# JOB
Find all lines in the records that include the word "blue", and copy them out.

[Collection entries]
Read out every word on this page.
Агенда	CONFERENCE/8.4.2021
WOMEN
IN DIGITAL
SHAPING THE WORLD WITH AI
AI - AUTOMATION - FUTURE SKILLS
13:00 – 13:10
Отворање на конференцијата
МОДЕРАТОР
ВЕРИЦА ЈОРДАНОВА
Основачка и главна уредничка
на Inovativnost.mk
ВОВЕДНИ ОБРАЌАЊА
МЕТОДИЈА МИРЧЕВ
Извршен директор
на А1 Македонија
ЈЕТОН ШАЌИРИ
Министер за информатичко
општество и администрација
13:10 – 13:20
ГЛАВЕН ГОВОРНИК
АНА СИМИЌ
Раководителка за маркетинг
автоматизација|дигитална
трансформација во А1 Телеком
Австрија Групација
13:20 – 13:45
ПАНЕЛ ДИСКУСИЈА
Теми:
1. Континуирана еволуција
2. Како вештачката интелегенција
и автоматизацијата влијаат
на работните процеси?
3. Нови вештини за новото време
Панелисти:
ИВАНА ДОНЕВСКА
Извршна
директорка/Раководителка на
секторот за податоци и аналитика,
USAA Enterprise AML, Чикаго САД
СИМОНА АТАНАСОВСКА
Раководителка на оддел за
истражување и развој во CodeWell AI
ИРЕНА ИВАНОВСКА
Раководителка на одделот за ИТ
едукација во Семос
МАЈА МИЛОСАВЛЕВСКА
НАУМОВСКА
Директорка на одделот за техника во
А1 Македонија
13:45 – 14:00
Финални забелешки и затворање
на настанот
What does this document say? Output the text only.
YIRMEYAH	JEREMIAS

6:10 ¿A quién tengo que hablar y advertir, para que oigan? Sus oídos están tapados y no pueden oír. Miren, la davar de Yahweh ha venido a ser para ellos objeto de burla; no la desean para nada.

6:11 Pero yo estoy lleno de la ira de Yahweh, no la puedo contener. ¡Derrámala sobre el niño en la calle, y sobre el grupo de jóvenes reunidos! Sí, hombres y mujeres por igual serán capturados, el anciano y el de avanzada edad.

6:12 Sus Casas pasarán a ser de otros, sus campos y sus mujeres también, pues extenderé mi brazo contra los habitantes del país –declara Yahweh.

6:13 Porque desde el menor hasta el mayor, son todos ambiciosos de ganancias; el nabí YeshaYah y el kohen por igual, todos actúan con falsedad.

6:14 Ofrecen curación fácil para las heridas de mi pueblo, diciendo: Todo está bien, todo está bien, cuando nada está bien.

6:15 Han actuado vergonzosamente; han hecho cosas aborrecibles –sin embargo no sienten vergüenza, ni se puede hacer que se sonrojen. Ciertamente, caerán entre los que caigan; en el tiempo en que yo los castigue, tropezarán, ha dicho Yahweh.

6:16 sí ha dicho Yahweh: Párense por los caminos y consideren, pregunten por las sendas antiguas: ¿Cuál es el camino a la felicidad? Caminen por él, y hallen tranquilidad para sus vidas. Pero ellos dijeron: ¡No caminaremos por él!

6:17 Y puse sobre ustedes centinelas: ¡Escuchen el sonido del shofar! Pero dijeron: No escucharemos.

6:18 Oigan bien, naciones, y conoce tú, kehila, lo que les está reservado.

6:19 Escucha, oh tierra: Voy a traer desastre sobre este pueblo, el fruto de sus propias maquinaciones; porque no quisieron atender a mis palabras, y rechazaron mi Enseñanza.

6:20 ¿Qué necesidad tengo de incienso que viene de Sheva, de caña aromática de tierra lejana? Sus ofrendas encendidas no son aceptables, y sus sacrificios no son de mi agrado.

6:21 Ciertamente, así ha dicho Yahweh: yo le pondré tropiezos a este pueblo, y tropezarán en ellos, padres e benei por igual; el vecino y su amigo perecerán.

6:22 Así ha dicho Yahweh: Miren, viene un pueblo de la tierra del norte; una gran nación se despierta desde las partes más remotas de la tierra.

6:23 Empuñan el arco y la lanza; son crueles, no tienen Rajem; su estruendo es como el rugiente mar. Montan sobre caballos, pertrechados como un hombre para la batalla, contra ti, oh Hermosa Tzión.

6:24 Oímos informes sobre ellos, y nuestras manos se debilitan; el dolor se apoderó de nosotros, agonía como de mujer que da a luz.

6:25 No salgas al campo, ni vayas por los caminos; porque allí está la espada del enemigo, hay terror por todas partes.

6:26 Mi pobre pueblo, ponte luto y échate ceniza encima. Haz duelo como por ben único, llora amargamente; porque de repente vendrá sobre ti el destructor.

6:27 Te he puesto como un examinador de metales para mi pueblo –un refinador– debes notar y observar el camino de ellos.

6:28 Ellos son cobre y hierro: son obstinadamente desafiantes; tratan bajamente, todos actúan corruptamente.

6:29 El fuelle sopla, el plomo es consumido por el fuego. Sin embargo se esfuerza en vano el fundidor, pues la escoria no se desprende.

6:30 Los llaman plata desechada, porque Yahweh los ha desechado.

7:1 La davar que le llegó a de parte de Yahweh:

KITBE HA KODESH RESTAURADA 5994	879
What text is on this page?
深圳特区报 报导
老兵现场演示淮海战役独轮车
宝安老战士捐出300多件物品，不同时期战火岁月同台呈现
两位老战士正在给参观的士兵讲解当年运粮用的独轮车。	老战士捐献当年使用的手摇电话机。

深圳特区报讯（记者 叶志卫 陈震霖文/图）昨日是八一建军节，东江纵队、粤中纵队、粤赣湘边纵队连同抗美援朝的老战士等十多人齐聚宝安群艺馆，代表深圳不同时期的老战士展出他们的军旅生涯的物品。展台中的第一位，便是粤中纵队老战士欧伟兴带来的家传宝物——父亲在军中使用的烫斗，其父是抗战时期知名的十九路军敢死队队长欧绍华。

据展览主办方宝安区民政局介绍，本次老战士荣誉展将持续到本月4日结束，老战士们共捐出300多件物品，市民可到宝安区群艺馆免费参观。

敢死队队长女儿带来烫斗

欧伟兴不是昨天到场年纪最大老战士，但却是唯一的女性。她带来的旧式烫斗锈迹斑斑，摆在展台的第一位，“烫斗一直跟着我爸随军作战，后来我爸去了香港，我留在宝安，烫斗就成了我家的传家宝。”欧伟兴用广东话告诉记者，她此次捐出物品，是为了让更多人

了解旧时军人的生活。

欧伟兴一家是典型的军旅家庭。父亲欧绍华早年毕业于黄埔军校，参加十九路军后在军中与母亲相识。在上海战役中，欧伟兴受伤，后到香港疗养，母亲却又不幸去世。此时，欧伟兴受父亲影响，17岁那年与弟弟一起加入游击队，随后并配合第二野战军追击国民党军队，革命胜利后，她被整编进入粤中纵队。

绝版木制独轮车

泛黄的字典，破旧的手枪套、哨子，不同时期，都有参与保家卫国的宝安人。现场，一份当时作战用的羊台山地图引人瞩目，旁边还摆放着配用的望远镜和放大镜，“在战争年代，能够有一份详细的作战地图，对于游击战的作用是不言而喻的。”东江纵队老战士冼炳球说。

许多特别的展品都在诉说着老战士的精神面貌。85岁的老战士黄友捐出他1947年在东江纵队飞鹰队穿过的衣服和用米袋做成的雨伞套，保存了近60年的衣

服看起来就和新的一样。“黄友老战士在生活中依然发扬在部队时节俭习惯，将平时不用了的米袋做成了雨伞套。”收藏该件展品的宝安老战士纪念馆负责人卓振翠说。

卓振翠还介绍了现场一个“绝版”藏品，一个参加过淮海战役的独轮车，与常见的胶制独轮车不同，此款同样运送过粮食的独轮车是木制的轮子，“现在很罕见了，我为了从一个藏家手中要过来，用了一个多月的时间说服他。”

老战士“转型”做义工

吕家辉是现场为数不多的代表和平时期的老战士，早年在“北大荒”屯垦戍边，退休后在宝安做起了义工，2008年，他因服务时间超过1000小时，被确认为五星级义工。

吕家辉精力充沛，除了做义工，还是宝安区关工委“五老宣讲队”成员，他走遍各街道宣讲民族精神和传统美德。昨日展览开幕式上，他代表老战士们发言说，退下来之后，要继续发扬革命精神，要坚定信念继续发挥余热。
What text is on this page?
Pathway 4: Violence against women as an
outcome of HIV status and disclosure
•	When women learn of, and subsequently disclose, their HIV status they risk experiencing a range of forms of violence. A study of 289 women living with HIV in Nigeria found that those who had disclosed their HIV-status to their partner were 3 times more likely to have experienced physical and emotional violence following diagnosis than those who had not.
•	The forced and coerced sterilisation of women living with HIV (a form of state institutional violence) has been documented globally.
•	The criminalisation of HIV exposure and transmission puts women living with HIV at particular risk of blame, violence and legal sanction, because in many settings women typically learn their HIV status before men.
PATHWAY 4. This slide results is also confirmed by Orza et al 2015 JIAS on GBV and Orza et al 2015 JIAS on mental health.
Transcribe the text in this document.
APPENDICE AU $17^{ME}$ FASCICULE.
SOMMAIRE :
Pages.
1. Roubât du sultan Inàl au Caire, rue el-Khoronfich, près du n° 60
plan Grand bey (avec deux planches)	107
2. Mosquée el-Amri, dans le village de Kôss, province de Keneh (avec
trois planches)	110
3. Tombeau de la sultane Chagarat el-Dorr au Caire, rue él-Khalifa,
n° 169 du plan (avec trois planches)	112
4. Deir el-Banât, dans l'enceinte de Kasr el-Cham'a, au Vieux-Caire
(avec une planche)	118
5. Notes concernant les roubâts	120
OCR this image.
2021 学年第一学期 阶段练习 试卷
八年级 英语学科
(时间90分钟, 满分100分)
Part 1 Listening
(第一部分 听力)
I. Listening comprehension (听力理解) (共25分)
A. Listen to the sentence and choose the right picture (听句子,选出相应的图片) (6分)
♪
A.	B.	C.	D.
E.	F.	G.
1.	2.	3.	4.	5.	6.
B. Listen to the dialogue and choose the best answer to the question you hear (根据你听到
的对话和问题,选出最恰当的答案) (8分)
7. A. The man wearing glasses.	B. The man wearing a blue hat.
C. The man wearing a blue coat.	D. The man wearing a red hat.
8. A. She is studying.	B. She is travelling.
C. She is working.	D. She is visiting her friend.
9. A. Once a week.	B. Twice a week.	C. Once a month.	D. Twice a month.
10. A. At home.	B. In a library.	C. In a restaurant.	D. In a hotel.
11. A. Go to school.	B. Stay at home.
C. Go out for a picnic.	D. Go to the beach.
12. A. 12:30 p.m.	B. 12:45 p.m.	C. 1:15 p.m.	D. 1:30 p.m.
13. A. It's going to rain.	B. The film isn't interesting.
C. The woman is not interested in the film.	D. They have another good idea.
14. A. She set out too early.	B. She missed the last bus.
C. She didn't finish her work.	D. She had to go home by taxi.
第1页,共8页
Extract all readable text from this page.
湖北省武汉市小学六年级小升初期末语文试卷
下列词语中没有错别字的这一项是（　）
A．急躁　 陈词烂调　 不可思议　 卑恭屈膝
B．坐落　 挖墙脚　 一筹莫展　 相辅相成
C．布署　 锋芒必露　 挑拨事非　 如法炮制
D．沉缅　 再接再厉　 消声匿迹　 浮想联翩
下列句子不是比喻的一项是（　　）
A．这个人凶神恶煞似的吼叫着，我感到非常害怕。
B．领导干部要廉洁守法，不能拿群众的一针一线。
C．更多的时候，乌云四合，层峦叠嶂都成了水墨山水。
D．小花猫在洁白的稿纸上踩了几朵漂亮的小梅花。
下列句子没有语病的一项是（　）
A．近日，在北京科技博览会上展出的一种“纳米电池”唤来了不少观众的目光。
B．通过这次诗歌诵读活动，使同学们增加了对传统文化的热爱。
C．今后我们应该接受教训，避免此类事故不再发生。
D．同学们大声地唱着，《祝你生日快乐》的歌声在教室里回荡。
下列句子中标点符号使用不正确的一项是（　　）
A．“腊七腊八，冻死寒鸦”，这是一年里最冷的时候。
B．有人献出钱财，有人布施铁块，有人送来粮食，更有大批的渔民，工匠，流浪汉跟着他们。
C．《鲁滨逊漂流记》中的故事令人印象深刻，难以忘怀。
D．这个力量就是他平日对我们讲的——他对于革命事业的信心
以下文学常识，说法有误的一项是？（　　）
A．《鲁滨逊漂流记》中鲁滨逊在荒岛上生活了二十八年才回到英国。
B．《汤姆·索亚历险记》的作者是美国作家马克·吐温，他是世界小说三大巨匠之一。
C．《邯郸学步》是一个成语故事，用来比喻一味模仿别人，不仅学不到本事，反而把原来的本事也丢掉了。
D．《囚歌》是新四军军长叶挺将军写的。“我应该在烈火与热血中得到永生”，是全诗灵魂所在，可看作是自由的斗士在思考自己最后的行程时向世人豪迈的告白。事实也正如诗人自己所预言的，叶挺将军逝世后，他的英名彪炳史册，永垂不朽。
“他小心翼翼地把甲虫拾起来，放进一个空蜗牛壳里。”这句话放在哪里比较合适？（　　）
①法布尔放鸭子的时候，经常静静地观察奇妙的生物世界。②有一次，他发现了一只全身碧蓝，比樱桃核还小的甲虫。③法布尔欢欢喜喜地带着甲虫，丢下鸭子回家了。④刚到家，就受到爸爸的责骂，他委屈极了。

# FINAL ANSWER
7. A. The man wearing glasses.	B. The man wearing a blue hat.
C. The man wearing a blue coat.	D. The man wearing a red hat.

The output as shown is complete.